Copy all lines below containing "chart".

+++ Available records

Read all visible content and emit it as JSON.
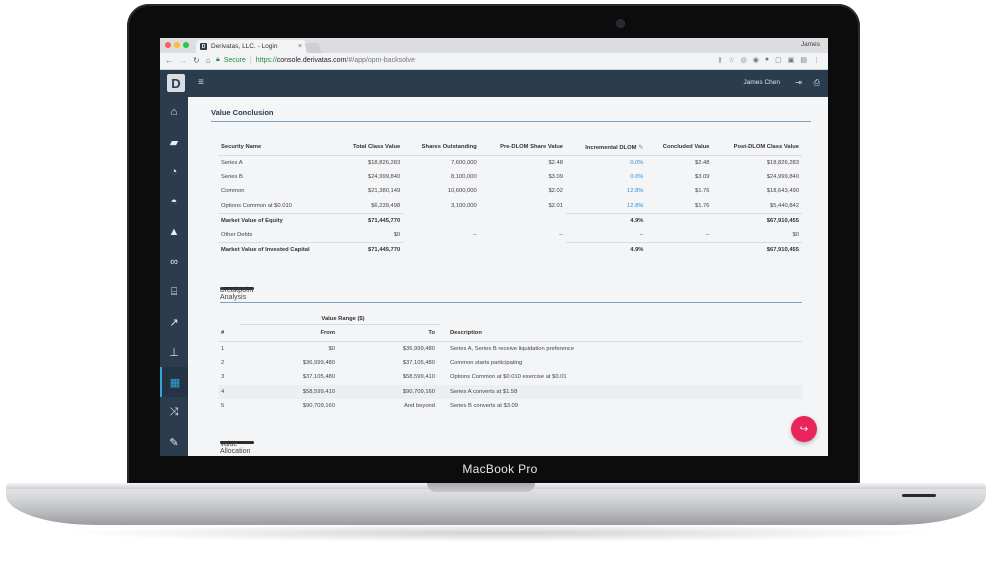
{
  "device": {
    "brand": "MacBook Pro"
  },
  "browser": {
    "tab_title": "Derivatas, LLC. - Login",
    "tab_favicon": "D",
    "profile": "James",
    "secure_label": "Secure",
    "url_protocol": "https://",
    "url_host": "console.derivatas.com",
    "url_path": "/#/app/opm-backsolve"
  },
  "app": {
    "logo": "D",
    "user": "James Chen",
    "colors": {
      "nav": "#2b3c4e",
      "accent": "#31a6d8",
      "link": "#2d8fd6",
      "fab": "#e8245a"
    }
  },
  "sidebar": {
    "items": [
      {
        "icon": "home-icon"
      },
      {
        "icon": "folder-open-icon"
      },
      {
        "icon": "pie-chart-icon"
      },
      {
        "icon": "dashboard-icon"
      },
      {
        "icon": "graduation-cap-icon"
      },
      {
        "icon": "bicycle-icon"
      },
      {
        "icon": "bank-icon"
      },
      {
        "icon": "line-chart-icon"
      },
      {
        "icon": "sitemap-icon"
      },
      {
        "icon": "calculator-icon",
        "active": true
      },
      {
        "icon": "random-icon"
      },
      {
        "icon": "wrench-icon"
      }
    ]
  },
  "value_conclusion": {
    "title": "Value Conclusion",
    "headers": [
      "Security Name",
      "Total Class Value",
      "Shares Outstanding",
      "Pre-DLOM Share Value",
      "Incremental DLOM",
      "Concluded Value",
      "Post-DLOM Class Value"
    ],
    "rows": [
      [
        "Series A",
        "$18,826,283",
        "7,600,000",
        "$2.48",
        "0.0%",
        "$2.48",
        "$18,826,283"
      ],
      [
        "Series B",
        "$24,999,840",
        "8,100,000",
        "$3.09",
        "0.0%",
        "$3.09",
        "$24,999,840"
      ],
      [
        "Common",
        "$21,380,149",
        "10,600,000",
        "$2.02",
        "12.8%",
        "$1.76",
        "$18,643,490"
      ],
      [
        "Options Common at $0.010",
        "$6,239,498",
        "3,100,000",
        "$2.01",
        "12.8%",
        "$1.76",
        "$5,440,842"
      ]
    ],
    "equity_row": [
      "Market Value of Equity",
      "$71,445,770",
      "",
      "",
      "4.9%",
      "",
      "$67,910,455"
    ],
    "debt_row": [
      "Other Debts",
      "$0",
      "--",
      "--",
      "--",
      "--",
      "$0"
    ],
    "invested_row": [
      "Market Value of Invested Capital",
      "$71,445,770",
      "",
      "",
      "4.9%",
      "",
      "$67,910,455"
    ]
  },
  "breakpoint": {
    "title": "Breakpoint Analysis",
    "group_header": "Value Range ($)",
    "headers": [
      "#",
      "From",
      "To",
      "Description"
    ],
    "rows": [
      [
        "1",
        "$0",
        "$36,999,480",
        "Series A, Series B receive liquidation preference"
      ],
      [
        "2",
        "$36,999,480",
        "$37,105,480",
        "Common starts participating"
      ],
      [
        "3",
        "$37,105,480",
        "$58,599,410",
        "Options Common at $0.010 exercise at $0.01"
      ],
      [
        "4",
        "$58,599,410",
        "$90,709,160",
        "Series A converts at $1.58"
      ],
      [
        "5",
        "$90,709,160",
        "And beyond",
        "Series B converts at $3.09"
      ]
    ]
  },
  "value_allocation": {
    "title": "Value Allocation"
  }
}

++++++

Task answer |
        "icon": "pie-chart-icon"
        "icon": "line-chart-icon"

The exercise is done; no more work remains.